Go through the lines below and copy each one that holds the string "JSON".

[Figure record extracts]
####
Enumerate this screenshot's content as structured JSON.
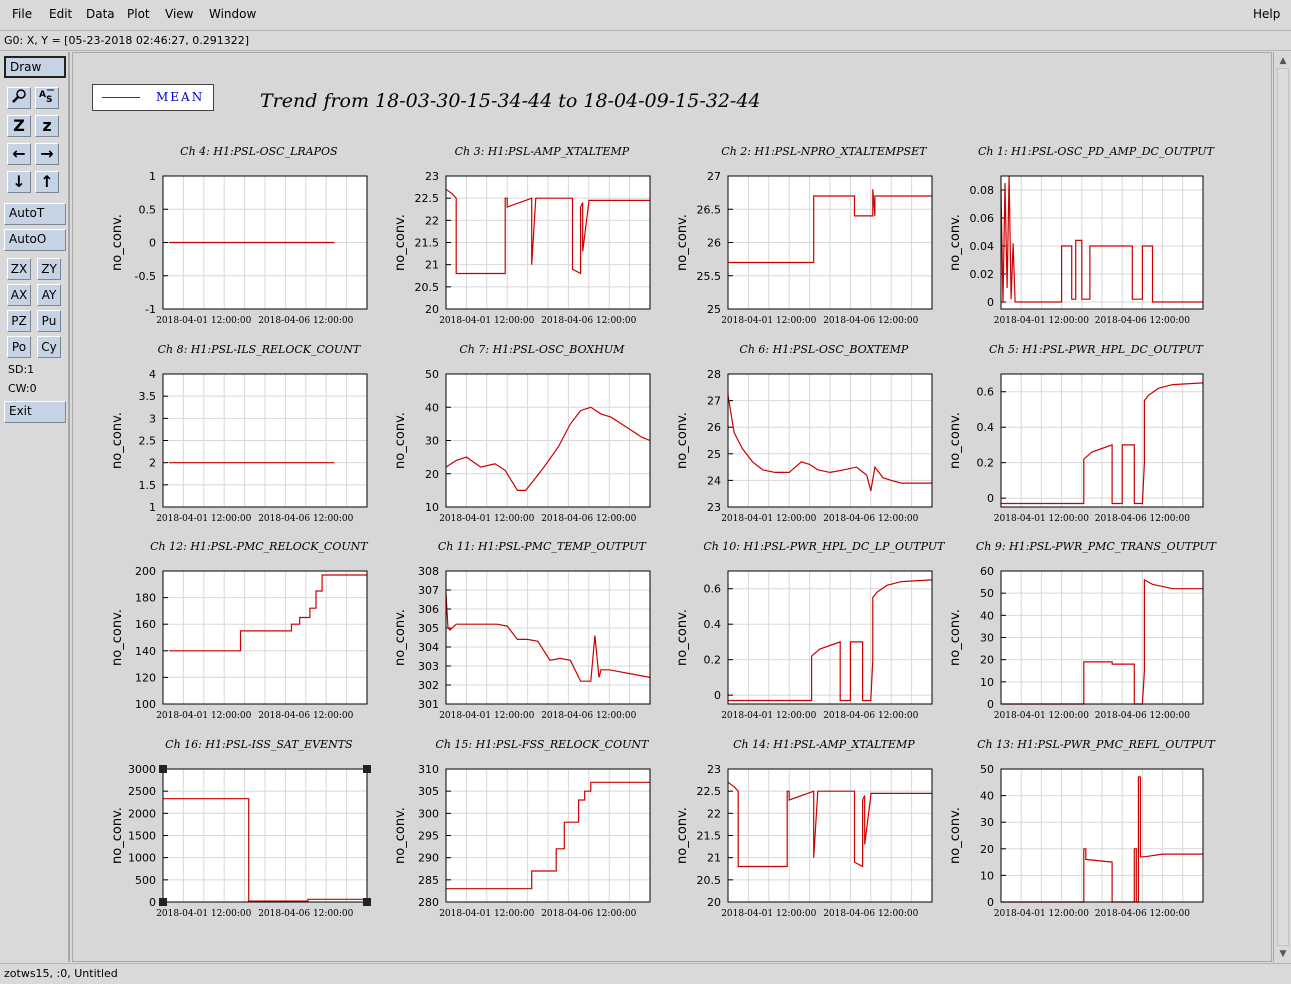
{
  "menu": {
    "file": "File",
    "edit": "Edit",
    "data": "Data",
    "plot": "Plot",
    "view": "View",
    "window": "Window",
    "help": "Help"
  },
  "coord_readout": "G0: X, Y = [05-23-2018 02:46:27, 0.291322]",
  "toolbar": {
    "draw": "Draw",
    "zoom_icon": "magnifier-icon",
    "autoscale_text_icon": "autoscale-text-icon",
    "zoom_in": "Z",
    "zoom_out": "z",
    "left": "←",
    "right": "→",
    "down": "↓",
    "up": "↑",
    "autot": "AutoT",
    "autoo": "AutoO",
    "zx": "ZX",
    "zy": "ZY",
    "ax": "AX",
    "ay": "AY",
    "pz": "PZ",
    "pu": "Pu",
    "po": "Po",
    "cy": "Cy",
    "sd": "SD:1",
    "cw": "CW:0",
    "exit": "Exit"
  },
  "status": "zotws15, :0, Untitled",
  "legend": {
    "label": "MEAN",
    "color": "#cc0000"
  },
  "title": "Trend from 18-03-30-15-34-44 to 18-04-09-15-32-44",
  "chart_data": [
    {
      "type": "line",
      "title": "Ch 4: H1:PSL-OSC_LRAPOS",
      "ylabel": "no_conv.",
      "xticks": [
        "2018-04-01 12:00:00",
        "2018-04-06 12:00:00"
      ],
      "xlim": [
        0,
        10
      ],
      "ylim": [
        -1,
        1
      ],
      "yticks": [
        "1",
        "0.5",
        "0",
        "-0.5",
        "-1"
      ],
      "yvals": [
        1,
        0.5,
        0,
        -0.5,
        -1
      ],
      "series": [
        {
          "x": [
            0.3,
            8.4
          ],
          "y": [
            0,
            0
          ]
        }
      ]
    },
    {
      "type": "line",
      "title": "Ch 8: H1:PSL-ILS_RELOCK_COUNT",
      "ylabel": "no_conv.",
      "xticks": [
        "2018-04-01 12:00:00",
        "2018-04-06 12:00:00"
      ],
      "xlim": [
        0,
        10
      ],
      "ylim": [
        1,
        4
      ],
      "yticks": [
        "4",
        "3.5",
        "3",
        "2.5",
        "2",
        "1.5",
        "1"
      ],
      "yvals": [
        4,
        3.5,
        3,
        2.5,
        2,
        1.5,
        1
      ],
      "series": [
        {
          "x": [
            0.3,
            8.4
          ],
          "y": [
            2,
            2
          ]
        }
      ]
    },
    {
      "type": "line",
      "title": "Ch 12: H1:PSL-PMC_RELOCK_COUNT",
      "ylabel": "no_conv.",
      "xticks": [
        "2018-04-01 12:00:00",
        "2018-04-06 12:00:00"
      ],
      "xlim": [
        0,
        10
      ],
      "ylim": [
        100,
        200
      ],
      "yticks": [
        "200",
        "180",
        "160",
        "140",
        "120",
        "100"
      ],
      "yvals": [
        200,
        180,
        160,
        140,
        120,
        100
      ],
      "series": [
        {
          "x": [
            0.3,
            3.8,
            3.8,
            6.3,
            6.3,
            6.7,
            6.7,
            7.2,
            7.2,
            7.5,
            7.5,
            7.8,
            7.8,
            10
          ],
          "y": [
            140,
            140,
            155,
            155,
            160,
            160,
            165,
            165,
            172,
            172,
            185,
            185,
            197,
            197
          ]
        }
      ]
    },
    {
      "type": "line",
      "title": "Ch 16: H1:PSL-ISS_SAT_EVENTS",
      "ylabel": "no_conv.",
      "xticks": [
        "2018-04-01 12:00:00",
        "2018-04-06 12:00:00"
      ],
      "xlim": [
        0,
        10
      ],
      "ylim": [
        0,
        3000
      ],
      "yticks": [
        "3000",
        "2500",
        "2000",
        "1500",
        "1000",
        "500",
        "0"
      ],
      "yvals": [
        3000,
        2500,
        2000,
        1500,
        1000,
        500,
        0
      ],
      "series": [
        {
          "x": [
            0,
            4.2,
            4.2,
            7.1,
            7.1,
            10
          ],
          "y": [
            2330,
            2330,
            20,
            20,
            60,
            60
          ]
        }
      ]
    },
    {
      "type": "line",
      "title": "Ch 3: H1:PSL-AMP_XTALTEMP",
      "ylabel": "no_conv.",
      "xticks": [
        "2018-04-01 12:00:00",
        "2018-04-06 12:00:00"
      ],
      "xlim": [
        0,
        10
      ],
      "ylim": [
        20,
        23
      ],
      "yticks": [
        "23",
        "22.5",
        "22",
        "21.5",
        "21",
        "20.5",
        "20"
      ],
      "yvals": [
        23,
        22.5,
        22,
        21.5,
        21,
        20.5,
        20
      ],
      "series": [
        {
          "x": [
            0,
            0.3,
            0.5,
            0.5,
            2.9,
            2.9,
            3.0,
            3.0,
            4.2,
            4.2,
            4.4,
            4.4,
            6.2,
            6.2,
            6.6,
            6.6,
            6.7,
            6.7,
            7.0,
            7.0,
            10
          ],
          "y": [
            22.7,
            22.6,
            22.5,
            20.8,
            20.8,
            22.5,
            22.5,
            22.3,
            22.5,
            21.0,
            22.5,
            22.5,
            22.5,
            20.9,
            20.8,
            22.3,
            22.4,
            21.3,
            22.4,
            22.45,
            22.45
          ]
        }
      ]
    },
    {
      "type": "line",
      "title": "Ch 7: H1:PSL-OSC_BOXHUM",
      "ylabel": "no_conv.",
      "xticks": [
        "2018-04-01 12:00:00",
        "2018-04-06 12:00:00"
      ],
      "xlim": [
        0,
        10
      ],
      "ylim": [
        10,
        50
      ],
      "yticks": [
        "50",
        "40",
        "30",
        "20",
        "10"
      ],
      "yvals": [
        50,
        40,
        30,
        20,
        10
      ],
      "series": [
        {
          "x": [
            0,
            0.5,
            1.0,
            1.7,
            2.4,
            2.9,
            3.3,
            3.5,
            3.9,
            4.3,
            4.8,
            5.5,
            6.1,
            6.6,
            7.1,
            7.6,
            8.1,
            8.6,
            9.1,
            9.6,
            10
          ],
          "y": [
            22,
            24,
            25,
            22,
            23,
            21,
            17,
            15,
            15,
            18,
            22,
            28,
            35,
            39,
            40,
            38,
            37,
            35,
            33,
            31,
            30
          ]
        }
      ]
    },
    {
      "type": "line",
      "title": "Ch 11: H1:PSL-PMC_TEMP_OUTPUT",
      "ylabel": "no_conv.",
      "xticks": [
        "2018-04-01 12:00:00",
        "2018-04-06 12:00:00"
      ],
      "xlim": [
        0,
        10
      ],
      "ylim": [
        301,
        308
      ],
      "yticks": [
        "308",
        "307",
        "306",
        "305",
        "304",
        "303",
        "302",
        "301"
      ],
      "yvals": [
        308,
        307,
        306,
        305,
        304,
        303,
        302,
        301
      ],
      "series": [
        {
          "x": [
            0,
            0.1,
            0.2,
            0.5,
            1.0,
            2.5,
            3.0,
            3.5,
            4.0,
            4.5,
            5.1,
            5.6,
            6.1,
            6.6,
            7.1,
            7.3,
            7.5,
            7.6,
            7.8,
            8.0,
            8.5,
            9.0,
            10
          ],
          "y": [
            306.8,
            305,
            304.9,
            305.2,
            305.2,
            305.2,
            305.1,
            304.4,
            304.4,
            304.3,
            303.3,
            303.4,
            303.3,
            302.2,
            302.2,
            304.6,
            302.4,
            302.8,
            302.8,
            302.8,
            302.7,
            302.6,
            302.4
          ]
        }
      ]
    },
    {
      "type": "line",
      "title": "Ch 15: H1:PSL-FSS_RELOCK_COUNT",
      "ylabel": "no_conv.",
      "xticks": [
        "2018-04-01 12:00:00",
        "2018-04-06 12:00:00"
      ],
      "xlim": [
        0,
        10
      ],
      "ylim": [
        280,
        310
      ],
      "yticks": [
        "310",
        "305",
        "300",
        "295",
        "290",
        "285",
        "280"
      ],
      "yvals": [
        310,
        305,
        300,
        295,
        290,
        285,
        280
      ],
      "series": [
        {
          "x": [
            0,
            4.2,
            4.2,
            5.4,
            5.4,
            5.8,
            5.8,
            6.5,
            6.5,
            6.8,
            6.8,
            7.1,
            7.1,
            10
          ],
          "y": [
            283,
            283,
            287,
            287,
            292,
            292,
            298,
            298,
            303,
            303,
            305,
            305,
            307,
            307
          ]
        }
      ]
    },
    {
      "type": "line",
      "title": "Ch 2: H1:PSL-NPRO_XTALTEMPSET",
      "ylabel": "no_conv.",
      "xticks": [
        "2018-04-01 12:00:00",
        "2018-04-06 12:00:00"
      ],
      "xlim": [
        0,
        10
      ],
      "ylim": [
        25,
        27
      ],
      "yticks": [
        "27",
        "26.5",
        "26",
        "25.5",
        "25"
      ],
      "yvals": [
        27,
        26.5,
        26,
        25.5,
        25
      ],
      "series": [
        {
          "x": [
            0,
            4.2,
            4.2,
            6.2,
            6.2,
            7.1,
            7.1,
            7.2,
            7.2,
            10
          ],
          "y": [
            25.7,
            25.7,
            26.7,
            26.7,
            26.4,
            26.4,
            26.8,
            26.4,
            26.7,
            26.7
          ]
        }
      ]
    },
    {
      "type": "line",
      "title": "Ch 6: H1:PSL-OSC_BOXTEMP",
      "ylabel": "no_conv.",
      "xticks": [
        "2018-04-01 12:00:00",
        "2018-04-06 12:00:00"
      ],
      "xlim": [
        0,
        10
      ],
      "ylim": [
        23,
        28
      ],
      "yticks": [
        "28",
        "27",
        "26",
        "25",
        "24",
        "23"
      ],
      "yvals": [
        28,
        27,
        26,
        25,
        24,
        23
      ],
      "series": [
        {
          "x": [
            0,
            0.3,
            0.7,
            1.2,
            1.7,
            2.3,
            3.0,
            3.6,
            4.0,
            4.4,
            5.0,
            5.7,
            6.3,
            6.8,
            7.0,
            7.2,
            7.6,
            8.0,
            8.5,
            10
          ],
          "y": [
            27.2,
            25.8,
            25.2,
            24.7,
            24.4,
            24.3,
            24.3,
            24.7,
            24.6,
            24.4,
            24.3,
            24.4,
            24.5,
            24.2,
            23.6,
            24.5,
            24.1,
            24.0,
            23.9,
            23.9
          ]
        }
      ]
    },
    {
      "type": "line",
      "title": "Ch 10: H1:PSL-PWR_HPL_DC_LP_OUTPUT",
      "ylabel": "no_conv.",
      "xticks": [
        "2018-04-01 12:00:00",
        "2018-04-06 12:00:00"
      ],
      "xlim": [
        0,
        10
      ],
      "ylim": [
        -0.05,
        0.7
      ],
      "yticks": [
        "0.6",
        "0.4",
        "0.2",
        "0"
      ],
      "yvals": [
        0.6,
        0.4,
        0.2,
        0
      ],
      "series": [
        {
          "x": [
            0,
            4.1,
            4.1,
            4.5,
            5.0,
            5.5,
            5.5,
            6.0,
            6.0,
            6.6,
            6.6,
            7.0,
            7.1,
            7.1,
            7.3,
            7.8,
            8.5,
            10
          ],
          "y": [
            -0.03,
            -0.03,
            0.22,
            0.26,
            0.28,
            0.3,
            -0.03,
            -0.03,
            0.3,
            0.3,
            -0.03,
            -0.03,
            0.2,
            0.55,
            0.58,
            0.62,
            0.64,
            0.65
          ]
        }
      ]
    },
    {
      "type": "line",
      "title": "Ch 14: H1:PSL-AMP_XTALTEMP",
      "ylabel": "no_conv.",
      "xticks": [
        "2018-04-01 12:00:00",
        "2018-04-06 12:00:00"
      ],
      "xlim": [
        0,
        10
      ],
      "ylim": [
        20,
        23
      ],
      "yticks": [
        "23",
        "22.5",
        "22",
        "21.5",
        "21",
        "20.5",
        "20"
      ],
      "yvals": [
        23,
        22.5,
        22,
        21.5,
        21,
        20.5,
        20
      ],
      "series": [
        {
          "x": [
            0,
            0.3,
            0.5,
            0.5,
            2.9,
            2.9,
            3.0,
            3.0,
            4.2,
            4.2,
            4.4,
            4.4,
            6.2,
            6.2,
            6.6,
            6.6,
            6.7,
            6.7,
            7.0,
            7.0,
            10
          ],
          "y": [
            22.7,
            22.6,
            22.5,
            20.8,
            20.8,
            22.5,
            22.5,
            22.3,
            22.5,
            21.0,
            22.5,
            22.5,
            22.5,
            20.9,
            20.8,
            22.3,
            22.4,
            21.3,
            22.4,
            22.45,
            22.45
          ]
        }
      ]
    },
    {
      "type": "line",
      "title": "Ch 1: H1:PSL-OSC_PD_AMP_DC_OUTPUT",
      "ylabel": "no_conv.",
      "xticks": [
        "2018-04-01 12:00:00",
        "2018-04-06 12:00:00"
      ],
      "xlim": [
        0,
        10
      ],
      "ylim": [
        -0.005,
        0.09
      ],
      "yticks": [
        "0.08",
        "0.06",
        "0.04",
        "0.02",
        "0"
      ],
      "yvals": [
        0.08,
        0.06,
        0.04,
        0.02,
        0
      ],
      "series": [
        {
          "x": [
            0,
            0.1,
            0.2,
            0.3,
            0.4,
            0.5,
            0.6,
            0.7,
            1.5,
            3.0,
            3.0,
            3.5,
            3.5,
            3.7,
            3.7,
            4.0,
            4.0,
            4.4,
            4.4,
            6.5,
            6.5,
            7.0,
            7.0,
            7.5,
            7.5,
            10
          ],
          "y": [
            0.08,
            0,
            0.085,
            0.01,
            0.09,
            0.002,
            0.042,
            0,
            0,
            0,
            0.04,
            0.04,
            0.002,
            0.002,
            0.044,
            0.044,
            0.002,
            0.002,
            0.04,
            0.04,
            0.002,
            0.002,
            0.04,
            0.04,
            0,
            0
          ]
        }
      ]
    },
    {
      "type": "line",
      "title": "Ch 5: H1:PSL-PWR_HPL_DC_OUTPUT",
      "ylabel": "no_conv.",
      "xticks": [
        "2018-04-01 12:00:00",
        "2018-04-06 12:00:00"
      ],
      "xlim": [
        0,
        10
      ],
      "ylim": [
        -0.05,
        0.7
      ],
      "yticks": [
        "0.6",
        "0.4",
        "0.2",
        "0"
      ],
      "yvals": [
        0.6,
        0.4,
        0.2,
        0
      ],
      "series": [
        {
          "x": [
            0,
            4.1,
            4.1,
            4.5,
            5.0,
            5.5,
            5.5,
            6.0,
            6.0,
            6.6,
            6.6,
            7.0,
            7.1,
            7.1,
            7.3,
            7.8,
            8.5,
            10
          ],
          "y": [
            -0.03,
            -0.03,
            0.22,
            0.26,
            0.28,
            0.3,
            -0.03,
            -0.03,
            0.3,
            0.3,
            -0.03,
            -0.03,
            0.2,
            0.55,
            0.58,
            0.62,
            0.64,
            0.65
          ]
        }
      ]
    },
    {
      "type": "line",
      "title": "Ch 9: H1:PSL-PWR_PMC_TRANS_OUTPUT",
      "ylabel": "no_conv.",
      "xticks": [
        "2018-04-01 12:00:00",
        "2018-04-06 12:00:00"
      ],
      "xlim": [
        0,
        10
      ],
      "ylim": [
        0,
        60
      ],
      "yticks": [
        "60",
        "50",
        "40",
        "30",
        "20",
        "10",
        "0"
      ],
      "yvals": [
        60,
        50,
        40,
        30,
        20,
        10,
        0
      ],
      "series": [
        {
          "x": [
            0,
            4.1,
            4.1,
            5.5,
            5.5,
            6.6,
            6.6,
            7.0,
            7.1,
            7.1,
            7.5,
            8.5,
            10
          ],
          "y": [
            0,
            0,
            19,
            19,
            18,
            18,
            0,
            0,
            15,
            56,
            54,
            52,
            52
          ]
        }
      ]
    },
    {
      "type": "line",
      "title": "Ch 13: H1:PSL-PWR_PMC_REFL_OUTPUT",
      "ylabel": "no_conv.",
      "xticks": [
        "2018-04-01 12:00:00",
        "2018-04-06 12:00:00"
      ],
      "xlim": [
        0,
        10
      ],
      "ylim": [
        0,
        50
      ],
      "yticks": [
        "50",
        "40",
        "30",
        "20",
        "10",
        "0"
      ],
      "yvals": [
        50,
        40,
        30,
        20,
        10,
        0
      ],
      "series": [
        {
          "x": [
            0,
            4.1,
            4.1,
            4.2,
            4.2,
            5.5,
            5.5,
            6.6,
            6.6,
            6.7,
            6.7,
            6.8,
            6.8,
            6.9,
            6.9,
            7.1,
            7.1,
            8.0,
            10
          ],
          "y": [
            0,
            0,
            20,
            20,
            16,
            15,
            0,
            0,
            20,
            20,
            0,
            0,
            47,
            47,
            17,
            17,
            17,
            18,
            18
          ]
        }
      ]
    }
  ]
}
####
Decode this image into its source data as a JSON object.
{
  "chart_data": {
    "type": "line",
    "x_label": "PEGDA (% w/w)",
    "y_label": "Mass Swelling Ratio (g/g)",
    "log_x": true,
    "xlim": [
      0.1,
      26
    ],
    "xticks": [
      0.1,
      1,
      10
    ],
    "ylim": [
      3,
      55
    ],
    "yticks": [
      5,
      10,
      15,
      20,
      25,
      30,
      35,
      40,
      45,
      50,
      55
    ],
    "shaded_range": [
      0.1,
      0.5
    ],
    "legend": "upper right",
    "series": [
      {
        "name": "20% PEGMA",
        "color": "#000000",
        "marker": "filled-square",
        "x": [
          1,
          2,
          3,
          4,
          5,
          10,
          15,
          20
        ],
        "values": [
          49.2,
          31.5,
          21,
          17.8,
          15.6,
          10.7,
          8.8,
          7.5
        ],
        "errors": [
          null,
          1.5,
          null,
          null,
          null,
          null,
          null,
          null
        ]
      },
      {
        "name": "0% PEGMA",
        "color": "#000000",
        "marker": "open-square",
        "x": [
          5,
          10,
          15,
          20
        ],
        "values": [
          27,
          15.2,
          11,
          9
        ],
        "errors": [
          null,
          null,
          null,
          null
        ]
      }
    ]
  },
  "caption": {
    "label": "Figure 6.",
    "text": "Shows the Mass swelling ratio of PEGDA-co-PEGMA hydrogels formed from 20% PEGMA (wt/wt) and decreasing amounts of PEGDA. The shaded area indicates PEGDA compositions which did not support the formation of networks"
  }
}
####
» RESPONSE
Enumerate this screenshot's content as structured JSON.
Decode this image into its source data as a JSON object.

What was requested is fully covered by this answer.